begin

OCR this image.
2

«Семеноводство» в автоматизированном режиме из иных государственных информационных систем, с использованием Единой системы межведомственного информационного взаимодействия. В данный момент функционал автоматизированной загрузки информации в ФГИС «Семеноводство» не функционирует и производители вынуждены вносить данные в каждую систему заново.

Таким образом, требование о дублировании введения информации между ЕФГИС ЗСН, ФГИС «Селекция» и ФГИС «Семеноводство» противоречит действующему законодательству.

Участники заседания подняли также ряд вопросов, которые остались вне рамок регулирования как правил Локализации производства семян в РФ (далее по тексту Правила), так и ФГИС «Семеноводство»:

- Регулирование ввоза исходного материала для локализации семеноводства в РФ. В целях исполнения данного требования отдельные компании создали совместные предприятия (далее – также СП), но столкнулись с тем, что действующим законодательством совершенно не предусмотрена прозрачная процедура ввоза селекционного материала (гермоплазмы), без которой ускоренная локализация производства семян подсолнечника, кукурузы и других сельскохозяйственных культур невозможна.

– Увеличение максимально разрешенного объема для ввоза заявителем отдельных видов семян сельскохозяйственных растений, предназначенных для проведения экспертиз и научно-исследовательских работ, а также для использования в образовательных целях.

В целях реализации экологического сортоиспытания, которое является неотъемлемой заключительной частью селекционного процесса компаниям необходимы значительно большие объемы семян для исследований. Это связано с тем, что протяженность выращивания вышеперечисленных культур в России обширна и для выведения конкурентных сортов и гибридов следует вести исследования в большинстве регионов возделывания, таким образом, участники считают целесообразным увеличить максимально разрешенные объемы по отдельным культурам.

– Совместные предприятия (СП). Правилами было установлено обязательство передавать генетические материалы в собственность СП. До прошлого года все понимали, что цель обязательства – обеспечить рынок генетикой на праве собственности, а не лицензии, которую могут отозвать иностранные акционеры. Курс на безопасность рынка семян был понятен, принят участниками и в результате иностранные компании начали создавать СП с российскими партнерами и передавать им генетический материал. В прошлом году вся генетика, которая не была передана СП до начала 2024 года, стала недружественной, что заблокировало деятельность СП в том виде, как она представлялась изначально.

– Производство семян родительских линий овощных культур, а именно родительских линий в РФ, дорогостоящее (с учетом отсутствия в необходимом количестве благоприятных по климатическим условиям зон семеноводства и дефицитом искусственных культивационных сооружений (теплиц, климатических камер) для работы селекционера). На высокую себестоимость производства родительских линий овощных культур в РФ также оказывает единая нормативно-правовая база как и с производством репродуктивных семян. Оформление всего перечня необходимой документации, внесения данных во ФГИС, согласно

end

Copy all of the material word for word.

OCR this image.
2

«Семеноводство» в автоматизированном режиме из иных государственных информационных систем, с использованием Единой системы межведомственного информационного взаимодействия. В данный момент функционал автоматизированной загрузки информации в ФГИС «Семеноводство» не функционирует и производители вынуждены вносить данные в каждую систему заново.

Таким образом, требование о дублировании введения информации между ЕФГИС ЗСН, ФГИС «Селекция» и ФГИС «Семеноводство» противоречит действующему законодательству.

Участники заседания подняли также ряд вопросов, которые остались вне рамок регулирования как правил Локализации производства семян в РФ (далее по тексту Правила), так и ФГИС «Семеноводство»:

- Регулирование ввоза исходного материала для локализации семеноводства в РФ. В целях исполнения данного требования отдельные компании создали совместные предприятия (далее – также СП), но столкнулись с тем, что действующим законодательством совершенно не предусмотрена прозрачная процедура ввоза селекционного материала (гермоплазмы), без которой ускоренная локализация производства семян подсолнечника, кукурузы и других сельскохозяйственных культур невозможна.

– Увеличение максимально разрешенного объема для ввоза заявителем отдельных видов семян сельскохозяйственных растений, предназначенных для проведения экспертиз и научно-исследовательских работ, а также для использования в образовательных целях.

В целях реализации экологического сортоиспытания, которое является неотъемлемой заключительной частью селекционного процесса компаниям необходимы значительно большие объемы семян для исследований. Это связано с тем, что протяженность выращивания вышеперечисленных культур в России обширна и для выведения конкурентных сортов и гибридов следует вести исследования в большинстве регионов возделывания, таким образом, участники считают целесообразным увеличить максимально разрешенные объемы по отдельным культурам.

– Совместные предприятия (СП). Правилами было установлено обязательство передавать генетические материалы в собственность СП. До прошлого года все понимали, что цель обязательства – обеспечить рынок генетикой на праве собственности, а не лицензии, которую могут отозвать иностранные акционеры. Курс на безопасность рынка семян был понятен, принят участниками и в результате иностранные компании начали создавать СП с российскими партнерами и передавать им генетический материал. В прошлом году вся генетика, которая не была передана СП до начала 2024 года, стала недружественной, что заблокировало деятельность СП в том виде, как она представлялась изначально.

– Производство семян родительских линий овощных культур, а именно родительских линий в РФ, дорогостоящее (с учетом отсутствия в необходимом количестве благоприятных по климатическим условиям зон семеноводства и дефицитом искусственных культивационных сооружений (теплиц, климатических камер) для работы селекционера). На высокую себестоимость производства родительских линий овощных культур в РФ также оказывает единая нормативно-правовая база как и с производством репродуктивных семян. Оформление всего перечня необходимой документации, внесения данных во ФГИС, согласно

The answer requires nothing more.